▸ **Task**
"又拉扯儿女长大成人" appears in how many lines of the entries? State only the number.

---

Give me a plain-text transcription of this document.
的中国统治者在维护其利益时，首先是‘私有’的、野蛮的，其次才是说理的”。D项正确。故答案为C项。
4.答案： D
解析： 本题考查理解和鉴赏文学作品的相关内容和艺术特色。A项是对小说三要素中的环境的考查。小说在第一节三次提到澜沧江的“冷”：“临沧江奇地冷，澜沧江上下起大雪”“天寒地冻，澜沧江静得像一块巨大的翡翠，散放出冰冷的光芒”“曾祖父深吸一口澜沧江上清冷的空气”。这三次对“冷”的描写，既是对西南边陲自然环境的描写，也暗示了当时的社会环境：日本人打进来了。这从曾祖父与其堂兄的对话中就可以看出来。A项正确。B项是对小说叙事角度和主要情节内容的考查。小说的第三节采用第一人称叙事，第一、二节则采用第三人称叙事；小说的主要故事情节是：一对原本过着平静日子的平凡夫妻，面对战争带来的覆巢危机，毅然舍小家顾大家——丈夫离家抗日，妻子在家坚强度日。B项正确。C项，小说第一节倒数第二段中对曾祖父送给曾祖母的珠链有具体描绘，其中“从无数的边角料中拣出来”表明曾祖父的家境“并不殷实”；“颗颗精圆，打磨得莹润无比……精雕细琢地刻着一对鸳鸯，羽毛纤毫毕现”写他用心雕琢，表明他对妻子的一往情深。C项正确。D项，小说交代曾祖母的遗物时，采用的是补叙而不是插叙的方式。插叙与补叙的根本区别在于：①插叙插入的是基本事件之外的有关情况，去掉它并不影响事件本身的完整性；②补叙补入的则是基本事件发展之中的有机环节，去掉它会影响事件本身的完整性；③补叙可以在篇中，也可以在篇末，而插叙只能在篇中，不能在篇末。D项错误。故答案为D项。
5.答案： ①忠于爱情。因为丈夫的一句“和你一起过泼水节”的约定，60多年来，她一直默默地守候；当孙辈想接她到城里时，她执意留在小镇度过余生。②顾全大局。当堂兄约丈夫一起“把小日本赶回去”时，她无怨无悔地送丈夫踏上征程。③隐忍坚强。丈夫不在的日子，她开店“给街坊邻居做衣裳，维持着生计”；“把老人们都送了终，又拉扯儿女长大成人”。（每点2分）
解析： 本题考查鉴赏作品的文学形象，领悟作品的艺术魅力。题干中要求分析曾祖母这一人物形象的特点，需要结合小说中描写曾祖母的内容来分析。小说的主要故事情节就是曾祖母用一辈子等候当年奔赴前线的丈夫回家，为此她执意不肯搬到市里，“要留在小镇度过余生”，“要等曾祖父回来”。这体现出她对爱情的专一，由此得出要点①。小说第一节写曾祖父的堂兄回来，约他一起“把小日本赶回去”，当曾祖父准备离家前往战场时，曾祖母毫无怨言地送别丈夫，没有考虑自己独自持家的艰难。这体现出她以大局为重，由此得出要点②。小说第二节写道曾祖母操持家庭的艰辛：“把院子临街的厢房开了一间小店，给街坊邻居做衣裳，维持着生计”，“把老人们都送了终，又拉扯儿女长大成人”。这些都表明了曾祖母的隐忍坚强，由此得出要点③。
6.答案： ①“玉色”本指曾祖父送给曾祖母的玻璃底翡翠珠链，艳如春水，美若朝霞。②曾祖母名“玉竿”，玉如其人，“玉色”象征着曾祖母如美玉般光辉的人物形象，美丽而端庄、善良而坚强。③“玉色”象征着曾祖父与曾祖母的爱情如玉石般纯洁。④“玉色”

---

▸ **Answer to this exercise**
2